DIRECTIONS — Collect every line that includes the string "ylabel".

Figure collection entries
— Start —

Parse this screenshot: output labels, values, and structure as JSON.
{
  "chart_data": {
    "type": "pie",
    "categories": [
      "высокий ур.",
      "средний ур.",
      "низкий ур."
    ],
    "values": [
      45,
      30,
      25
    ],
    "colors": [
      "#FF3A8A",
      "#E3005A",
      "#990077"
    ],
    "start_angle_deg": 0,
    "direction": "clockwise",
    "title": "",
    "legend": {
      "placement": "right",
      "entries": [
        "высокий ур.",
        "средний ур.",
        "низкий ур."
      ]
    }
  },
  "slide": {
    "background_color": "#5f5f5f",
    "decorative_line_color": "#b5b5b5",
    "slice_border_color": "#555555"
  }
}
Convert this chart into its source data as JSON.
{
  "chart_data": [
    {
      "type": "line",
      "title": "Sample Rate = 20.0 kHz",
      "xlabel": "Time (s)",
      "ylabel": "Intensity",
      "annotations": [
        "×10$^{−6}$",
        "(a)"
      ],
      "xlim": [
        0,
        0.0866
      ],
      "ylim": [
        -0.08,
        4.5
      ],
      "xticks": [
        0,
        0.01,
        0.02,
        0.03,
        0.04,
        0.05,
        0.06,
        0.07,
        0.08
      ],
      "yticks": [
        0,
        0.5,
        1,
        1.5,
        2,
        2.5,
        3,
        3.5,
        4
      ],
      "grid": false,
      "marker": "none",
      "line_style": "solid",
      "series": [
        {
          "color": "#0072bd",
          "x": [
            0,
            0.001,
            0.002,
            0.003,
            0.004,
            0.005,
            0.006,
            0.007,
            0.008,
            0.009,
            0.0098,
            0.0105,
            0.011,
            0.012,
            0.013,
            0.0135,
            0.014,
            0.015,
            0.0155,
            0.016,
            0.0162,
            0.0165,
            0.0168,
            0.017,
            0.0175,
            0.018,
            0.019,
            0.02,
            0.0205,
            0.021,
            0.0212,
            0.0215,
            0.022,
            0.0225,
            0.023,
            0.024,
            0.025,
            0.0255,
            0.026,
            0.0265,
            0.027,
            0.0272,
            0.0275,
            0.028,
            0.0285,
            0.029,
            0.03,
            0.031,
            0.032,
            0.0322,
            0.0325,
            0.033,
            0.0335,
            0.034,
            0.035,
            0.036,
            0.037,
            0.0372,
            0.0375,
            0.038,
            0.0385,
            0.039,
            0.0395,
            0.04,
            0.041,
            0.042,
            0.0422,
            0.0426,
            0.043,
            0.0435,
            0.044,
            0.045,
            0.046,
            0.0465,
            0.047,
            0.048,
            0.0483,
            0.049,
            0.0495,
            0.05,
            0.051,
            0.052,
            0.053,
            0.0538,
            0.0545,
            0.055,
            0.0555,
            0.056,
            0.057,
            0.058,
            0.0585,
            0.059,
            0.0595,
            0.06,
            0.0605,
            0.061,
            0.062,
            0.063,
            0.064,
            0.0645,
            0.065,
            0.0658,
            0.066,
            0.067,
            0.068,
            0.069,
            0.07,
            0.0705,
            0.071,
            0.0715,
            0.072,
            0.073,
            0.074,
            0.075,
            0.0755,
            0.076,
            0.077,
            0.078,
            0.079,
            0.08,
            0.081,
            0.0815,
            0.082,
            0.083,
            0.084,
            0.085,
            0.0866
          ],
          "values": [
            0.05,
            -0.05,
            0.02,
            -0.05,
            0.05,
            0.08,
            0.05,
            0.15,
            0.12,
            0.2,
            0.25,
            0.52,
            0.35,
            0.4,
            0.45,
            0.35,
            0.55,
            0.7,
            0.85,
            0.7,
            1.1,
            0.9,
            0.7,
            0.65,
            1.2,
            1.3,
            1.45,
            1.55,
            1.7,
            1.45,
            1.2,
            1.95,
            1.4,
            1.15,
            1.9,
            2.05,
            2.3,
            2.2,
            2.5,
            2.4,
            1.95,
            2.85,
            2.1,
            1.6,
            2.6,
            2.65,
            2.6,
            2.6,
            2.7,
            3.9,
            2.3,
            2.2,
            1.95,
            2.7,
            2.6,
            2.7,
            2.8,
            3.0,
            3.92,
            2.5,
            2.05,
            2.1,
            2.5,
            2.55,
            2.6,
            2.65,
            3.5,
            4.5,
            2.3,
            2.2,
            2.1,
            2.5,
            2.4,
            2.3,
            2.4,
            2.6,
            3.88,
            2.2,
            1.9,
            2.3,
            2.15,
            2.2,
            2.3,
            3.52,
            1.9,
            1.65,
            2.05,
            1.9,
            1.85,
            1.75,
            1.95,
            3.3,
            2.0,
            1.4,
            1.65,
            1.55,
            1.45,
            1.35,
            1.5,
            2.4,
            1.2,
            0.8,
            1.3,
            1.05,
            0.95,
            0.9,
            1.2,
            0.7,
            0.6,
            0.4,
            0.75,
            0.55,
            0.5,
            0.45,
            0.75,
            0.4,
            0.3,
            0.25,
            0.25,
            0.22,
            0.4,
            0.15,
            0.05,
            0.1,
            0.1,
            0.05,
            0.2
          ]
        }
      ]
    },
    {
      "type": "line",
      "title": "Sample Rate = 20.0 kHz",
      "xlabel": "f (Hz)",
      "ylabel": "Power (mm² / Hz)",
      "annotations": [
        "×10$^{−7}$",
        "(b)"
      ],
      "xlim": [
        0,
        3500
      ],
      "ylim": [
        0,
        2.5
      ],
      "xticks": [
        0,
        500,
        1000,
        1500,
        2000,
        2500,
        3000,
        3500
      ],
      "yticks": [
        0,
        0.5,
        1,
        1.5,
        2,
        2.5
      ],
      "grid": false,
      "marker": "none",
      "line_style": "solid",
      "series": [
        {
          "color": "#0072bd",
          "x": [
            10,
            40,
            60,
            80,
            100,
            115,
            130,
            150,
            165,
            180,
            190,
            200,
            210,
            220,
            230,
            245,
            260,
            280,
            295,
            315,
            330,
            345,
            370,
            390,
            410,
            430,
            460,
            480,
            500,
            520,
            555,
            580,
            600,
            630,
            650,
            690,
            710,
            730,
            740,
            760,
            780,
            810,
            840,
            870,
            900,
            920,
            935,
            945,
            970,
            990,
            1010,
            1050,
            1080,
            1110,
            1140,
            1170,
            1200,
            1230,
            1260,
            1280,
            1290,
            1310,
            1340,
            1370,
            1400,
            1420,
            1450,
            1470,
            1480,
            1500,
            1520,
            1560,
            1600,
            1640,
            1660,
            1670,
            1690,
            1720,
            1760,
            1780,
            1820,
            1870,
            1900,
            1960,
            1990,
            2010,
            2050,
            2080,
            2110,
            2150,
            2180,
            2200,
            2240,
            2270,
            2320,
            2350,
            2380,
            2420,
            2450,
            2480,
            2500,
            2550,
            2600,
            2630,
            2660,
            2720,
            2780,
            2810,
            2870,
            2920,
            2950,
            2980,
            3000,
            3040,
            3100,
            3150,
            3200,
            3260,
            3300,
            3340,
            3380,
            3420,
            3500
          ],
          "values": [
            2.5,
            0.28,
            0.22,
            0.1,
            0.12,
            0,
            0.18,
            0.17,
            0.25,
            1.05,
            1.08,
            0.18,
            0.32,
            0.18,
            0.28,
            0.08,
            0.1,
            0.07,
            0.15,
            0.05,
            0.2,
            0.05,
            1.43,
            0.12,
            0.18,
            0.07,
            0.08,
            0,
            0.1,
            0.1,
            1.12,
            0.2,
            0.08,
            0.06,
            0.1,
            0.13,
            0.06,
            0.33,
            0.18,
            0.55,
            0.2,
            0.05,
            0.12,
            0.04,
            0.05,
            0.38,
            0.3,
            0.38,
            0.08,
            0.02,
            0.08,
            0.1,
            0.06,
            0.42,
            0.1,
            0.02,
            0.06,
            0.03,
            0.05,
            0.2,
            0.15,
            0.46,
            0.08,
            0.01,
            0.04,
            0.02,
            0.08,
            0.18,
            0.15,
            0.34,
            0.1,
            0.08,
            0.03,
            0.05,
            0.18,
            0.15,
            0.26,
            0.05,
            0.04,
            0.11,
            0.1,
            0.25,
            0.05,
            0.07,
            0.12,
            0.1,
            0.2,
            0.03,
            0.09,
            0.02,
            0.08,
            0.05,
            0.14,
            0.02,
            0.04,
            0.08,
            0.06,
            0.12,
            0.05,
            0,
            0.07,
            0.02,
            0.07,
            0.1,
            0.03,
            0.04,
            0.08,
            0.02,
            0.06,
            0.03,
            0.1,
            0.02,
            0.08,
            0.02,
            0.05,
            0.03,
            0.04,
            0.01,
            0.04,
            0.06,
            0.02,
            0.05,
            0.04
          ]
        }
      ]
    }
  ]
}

— End —

FINAL ANSWER —
      "ylabel": "Intensity",
      "ylabel": "Power (mm² / Hz)",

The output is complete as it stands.